## WHAT TO DO
Gather up the lines that contain "name".

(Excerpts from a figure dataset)

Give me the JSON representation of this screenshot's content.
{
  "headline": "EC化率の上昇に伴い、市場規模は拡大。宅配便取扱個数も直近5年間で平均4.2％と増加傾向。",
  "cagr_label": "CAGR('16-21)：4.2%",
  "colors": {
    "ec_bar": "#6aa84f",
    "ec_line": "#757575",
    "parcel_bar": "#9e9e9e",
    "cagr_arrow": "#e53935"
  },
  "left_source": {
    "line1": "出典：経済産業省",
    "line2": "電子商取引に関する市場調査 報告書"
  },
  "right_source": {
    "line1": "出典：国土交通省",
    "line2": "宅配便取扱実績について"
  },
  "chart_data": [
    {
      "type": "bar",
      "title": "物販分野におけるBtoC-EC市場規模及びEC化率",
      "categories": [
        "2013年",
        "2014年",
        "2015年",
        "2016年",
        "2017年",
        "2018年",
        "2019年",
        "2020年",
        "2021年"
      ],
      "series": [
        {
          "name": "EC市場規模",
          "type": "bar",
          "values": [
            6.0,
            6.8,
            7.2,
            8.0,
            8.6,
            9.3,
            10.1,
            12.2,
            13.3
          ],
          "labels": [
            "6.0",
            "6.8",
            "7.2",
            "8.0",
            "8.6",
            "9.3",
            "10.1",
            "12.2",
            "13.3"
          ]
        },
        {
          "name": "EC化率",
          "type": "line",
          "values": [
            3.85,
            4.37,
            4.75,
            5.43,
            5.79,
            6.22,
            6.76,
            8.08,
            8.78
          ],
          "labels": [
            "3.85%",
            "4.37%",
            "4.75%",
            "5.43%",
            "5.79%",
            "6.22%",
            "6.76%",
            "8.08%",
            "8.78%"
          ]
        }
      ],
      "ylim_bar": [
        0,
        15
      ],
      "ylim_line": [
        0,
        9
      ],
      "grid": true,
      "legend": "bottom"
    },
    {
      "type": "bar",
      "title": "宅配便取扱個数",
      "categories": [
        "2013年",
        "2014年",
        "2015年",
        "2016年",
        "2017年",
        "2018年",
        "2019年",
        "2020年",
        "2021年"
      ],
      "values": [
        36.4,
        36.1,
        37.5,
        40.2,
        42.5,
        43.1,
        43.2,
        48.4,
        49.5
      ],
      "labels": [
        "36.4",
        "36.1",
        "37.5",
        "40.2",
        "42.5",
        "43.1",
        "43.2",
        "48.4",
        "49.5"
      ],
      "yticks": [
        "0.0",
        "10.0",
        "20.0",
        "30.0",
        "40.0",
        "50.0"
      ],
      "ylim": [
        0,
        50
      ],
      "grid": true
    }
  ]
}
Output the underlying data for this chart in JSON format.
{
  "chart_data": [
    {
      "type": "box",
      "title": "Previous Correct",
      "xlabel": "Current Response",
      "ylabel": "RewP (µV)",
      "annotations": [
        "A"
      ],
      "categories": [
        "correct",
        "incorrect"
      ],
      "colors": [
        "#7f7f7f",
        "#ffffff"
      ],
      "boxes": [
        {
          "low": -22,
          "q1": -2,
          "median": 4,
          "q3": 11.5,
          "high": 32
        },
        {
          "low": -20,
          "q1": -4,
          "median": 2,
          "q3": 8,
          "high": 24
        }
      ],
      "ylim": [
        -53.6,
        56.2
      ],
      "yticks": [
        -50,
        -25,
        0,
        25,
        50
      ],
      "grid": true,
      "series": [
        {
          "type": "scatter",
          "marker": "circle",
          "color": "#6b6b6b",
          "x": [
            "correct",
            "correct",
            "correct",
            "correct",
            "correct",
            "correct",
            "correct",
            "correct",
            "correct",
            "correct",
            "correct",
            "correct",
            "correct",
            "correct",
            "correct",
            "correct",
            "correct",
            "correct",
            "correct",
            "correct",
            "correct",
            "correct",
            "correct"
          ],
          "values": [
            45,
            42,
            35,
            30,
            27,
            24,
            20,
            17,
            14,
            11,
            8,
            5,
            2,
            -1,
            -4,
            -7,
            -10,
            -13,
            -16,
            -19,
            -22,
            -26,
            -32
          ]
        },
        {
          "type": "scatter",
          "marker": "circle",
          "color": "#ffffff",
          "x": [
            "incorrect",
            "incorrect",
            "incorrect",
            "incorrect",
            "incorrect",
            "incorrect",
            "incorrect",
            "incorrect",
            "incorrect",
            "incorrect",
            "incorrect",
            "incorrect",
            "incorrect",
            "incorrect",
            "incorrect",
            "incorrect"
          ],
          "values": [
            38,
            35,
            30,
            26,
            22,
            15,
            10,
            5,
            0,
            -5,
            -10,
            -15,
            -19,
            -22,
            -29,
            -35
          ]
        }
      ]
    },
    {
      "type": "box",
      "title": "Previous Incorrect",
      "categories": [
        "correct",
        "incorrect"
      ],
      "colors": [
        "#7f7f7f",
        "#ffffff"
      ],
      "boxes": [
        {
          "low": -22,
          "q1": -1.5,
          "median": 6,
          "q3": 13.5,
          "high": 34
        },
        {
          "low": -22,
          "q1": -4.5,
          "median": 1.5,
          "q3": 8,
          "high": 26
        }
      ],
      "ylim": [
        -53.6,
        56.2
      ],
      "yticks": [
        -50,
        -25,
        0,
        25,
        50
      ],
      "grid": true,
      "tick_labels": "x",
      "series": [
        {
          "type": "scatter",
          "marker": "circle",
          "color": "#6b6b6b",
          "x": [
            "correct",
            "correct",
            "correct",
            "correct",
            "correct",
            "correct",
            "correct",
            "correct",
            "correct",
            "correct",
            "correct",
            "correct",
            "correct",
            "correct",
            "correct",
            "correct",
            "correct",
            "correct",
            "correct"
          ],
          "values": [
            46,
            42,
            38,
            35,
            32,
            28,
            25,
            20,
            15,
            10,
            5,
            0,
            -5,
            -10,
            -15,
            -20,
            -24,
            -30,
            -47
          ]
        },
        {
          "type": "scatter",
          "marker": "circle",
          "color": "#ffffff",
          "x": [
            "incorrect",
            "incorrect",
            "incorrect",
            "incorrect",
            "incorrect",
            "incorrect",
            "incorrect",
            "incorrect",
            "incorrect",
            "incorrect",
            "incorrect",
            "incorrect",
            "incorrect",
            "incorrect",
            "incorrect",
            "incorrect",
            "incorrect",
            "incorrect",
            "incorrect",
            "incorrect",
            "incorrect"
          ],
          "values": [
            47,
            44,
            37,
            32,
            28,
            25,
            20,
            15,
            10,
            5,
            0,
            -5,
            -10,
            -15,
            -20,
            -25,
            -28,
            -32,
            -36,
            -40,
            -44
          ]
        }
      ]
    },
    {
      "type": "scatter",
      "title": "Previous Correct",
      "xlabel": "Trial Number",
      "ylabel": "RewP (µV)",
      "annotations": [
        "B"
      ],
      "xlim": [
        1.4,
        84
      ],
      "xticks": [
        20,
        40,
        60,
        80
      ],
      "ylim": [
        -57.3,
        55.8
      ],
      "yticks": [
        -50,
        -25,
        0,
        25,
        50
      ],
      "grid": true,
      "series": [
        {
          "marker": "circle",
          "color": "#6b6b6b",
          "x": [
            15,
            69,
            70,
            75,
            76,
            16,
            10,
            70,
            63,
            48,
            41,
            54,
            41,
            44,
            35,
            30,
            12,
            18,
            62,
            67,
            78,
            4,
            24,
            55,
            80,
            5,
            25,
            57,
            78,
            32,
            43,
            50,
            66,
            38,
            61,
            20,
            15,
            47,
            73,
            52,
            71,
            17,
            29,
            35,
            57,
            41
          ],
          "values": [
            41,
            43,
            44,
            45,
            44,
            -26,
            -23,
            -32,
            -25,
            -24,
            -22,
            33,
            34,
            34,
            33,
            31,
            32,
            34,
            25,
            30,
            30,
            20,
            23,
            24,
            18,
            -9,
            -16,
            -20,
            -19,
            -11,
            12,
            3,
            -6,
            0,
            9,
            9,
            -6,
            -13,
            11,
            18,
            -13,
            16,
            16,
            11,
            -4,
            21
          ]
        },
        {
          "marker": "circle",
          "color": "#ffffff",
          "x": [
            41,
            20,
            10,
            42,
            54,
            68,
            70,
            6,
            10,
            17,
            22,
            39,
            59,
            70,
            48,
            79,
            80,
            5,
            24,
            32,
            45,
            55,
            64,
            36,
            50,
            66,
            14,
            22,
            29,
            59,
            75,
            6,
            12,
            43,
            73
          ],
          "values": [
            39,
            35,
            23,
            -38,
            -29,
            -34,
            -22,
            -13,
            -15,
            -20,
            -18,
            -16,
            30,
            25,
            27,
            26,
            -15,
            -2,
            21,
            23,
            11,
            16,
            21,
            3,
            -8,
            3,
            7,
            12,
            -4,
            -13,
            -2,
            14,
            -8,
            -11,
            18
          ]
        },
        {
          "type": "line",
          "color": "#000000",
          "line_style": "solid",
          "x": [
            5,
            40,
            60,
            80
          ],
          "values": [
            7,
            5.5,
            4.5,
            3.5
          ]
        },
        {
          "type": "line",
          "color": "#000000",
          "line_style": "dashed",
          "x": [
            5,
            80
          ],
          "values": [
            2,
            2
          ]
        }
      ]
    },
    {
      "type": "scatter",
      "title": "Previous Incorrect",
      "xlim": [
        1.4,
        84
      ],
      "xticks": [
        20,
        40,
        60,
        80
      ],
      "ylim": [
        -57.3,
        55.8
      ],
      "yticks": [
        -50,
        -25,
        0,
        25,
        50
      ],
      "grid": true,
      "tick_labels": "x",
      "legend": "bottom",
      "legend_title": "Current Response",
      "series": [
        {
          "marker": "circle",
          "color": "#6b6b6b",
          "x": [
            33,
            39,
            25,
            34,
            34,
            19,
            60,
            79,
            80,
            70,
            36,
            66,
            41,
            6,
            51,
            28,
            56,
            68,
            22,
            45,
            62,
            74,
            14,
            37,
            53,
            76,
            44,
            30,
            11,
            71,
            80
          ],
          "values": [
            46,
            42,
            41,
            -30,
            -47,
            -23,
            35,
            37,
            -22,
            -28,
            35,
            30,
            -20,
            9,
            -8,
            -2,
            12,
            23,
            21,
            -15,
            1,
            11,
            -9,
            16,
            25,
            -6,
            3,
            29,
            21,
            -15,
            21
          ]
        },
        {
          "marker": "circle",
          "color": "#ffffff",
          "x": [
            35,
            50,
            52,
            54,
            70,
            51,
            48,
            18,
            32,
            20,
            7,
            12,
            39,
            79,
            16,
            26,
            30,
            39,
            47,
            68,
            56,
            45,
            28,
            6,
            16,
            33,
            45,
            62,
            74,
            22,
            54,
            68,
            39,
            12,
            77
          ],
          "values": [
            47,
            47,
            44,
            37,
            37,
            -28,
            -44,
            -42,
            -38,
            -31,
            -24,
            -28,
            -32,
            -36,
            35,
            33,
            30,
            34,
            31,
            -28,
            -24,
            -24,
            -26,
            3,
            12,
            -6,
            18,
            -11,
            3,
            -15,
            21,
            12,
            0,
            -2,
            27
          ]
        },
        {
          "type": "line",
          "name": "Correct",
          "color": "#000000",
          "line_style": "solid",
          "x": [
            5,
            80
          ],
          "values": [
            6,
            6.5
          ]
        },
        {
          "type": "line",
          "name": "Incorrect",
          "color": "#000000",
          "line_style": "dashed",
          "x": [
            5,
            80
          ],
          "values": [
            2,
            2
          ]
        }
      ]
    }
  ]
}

## SOLUTION TO THE PROBLEM
          "name": "EC市場規模",
          "name": "EC化率",
          "name": "Correct",
          "name": "Incorrect",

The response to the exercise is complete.